Aim:
Reproduce the rows below word for word, starting with the row that contains "y2-tick-label: 1.0: [1450, 117, 1472, 133]" and ending with, and including, the row that contains "y-tick-label: 0.5: [168, 256, 190, 272]".

↓

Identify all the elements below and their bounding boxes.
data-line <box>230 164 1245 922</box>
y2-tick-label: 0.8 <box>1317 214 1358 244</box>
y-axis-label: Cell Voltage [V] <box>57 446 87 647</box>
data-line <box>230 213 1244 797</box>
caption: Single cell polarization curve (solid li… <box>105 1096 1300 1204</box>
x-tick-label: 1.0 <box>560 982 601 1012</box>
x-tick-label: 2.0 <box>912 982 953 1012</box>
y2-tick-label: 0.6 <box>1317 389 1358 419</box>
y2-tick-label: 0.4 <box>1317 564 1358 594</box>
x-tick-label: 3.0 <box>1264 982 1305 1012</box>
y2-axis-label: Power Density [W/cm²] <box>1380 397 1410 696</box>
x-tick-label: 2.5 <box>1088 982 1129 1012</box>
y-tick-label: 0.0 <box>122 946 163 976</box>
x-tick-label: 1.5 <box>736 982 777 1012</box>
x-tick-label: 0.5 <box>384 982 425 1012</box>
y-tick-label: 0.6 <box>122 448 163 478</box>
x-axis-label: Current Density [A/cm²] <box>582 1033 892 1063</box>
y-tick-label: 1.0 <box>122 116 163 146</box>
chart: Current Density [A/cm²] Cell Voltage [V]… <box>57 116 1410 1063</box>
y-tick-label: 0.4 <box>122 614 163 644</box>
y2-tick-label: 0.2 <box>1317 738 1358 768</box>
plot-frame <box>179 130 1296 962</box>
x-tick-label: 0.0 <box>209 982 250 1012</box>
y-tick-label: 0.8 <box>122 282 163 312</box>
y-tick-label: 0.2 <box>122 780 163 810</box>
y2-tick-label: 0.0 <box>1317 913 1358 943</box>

↑
↓

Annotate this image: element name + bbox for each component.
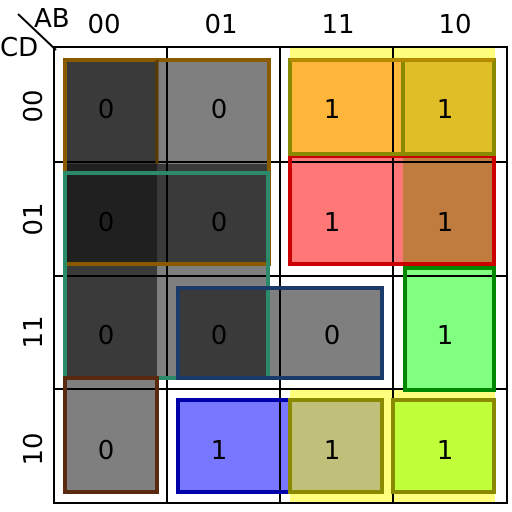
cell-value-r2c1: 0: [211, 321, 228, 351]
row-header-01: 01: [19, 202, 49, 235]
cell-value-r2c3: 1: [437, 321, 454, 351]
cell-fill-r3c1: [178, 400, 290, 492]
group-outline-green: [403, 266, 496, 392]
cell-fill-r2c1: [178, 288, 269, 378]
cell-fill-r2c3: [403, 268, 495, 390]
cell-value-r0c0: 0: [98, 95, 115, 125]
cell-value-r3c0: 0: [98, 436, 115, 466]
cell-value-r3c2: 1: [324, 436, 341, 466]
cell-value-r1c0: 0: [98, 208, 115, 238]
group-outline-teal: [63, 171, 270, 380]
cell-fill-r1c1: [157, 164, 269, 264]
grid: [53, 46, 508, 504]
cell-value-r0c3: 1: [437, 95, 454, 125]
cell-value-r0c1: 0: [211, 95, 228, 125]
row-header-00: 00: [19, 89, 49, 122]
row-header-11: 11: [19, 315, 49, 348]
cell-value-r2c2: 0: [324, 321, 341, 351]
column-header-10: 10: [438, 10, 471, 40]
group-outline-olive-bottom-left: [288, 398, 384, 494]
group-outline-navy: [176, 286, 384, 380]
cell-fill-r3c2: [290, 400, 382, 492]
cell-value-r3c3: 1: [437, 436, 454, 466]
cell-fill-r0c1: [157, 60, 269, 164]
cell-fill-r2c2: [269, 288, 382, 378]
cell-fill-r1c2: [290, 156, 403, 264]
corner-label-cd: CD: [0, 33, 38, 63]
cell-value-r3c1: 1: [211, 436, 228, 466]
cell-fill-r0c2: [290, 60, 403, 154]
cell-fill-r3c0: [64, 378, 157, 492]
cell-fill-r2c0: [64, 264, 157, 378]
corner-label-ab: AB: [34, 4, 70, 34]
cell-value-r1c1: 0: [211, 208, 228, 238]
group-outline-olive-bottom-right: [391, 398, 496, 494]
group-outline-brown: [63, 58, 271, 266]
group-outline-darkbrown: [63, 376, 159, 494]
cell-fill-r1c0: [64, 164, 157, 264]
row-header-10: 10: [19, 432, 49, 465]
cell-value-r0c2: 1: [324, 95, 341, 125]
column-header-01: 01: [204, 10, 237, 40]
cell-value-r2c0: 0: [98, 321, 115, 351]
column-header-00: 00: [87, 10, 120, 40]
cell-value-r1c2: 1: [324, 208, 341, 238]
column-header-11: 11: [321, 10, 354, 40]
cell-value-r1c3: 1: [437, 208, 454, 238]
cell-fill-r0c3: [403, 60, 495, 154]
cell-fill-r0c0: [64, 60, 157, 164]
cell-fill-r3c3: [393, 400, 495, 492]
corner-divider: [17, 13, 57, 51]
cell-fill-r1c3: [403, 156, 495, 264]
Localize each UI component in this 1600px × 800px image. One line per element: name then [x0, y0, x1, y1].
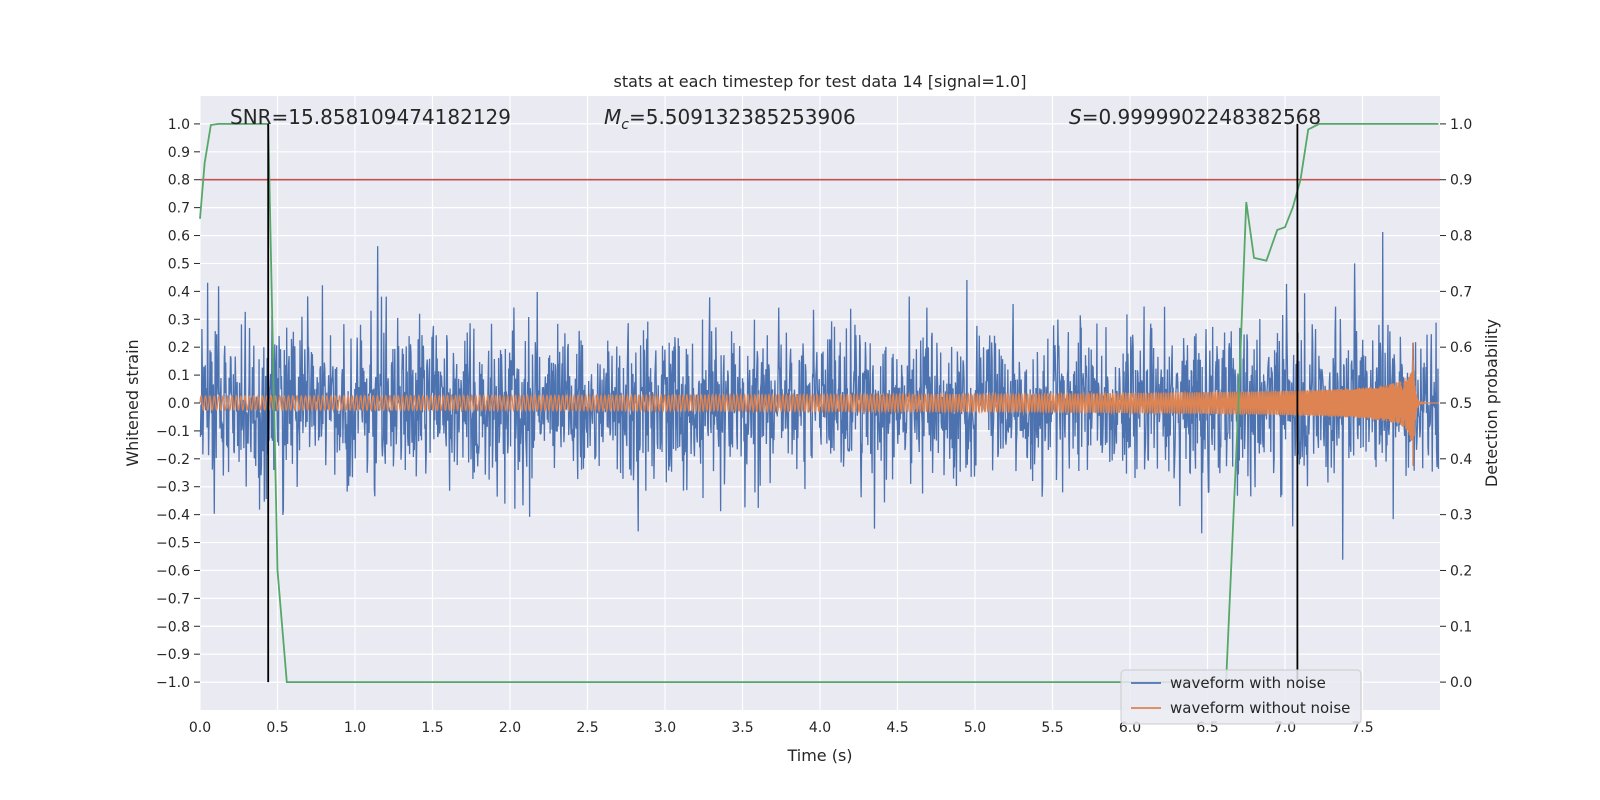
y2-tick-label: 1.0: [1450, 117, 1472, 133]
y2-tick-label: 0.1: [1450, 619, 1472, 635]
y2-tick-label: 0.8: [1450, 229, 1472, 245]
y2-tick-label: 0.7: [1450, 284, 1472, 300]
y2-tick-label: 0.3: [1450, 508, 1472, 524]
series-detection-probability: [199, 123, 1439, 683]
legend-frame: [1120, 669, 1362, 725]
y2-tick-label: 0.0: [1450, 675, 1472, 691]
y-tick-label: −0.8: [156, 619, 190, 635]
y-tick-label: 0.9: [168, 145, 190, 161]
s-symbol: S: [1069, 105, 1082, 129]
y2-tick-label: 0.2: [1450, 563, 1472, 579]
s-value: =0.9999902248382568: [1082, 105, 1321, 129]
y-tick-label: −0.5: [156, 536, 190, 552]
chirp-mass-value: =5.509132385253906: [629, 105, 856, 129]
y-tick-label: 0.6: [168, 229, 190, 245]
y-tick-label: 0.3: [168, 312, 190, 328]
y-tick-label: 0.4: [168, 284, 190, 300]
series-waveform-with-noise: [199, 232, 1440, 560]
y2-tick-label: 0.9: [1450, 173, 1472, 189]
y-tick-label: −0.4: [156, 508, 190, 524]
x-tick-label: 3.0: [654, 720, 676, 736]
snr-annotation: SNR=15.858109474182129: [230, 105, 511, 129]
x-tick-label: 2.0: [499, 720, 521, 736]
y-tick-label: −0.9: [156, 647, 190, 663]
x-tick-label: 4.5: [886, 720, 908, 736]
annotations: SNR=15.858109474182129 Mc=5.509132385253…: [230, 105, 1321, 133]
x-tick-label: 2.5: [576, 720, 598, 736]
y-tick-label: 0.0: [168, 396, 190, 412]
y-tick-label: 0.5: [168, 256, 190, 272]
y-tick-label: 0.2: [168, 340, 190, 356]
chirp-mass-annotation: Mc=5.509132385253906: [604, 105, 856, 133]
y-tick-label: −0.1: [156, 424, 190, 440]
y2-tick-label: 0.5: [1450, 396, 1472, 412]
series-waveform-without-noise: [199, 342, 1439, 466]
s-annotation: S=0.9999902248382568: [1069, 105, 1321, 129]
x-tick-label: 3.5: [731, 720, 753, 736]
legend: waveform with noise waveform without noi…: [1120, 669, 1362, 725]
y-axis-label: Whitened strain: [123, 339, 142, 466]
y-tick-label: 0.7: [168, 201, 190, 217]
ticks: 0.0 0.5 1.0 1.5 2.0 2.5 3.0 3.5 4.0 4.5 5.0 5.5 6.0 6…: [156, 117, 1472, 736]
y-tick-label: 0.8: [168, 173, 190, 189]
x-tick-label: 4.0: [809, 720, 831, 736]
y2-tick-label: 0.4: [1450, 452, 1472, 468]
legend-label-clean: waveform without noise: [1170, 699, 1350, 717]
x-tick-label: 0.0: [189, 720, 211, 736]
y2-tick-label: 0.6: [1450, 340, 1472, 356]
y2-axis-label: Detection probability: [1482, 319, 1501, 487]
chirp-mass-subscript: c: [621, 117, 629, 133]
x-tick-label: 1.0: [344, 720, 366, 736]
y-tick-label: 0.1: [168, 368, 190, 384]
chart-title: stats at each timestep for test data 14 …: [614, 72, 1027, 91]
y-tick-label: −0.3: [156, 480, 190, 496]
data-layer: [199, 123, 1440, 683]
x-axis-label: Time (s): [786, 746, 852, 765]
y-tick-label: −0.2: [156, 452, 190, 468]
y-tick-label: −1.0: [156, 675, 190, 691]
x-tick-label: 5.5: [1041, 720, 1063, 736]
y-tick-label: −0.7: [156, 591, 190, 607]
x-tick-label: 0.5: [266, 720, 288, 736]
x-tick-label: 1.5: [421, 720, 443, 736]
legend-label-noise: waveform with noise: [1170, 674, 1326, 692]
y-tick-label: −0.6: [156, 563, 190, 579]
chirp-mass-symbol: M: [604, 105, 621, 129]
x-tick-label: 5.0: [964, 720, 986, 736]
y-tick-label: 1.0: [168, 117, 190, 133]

↑

Full response:
y2-tick-label: 1.0: [1450, 117, 1472, 133]
y2-tick-label: 0.1: [1450, 619, 1472, 635]
y2-tick-label: 0.8: [1450, 229, 1472, 245]
y2-tick-label: 0.7: [1450, 284, 1472, 300]
y2-tick-label: 0.3: [1450, 508, 1472, 524]
series-detection-probability: [199, 123, 1439, 683]
legend-frame: [1120, 669, 1362, 725]
y2-tick-label: 0.0: [1450, 675, 1472, 691]
y-tick-label: −0.8: [156, 619, 190, 635]
y-tick-label: 0.9: [168, 145, 190, 161]
s-symbol: S: [1069, 105, 1082, 129]
y2-tick-label: 0.2: [1450, 563, 1472, 579]
s-value: =0.9999902248382568: [1082, 105, 1321, 129]
y-tick-label: −0.5: [156, 536, 190, 552]
chirp-mass-value: =5.509132385253906: [629, 105, 856, 129]
y-tick-label: 0.6: [168, 229, 190, 245]
y-tick-label: 0.3: [168, 312, 190, 328]
y-tick-label: 0.4: [168, 284, 190, 300]
series-waveform-with-noise: [199, 232, 1440, 560]
y2-tick-label: 0.9: [1450, 173, 1472, 189]
y-tick-label: −0.4: [156, 508, 190, 524]
x-tick-label: 3.0: [654, 720, 676, 736]
snr-annotation: SNR=15.858109474182129: [230, 105, 511, 129]
x-tick-label: 2.0: [499, 720, 521, 736]
y-tick-label: −0.9: [156, 647, 190, 663]
x-tick-label: 4.5: [886, 720, 908, 736]
annotations: SNR=15.858109474182129 Mc=5.509132385253…: [230, 105, 1321, 133]
x-tick-label: 2.5: [576, 720, 598, 736]
y-tick-label: 0.0: [168, 396, 190, 412]
y-tick-label: 0.5: [168, 256, 190, 272]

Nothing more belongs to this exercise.